• Job
Quote the listing below in its entirety.

Start Material shown

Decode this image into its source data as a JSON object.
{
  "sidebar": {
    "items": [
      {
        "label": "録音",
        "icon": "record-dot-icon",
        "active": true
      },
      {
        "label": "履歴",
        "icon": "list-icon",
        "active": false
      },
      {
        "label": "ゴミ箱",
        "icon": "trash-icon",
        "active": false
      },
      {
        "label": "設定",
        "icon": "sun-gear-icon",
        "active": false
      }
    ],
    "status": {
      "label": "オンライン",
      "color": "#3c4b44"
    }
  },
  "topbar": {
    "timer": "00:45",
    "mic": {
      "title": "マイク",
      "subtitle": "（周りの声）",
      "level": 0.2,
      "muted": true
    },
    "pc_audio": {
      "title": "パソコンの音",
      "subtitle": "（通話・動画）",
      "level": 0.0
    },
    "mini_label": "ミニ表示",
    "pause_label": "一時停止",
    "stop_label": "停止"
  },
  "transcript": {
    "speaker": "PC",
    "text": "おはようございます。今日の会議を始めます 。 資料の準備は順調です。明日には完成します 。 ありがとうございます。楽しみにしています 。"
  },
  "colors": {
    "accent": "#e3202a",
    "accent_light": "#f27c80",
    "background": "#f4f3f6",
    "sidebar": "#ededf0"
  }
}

End Material shown

• Solved exercise
Decode this image into its source data as a JSON object.
{
  "sidebar": {
    "items": [
      {
        "label": "録音",
        "icon": "record-dot-icon",
        "active": true
      },
      {
        "label": "履歴",
        "icon": "list-icon",
        "active": false
      },
      {
        "label": "ゴミ箱",
        "icon": "trash-icon",
        "active": false
      },
      {
        "label": "設定",
        "icon": "sun-gear-icon",
        "active": false
      }
    ],
    "status": {
      "label": "オンライン",
      "color": "#3c4b44"
    }
  },
  "topbar": {
    "timer": "00:45",
    "mic": {
      "title": "マイク",
      "subtitle": "（周りの声）",
      "level": 0.2,
      "muted": true
    },
    "pc_audio": {
      "title": "パソコンの音",
      "subtitle": "（通話・動画）",
      "level": 0.0
    },
    "mini_label": "ミニ表示",
    "pause_label": "一時停止",
    "stop_label": "停止"
  },
  "transcript": {
    "speaker": "PC",
    "text": "おはようございます。今日の会議を始めます 。 資料の準備は順調です。明日には完成します 。 ありがとうございます。楽しみにしています 。"
  },
  "colors": {
    "accent": "#e3202a",
    "accent_light": "#f27c80",
    "background": "#f4f3f6",
    "sidebar": "#ededf0"
  }
}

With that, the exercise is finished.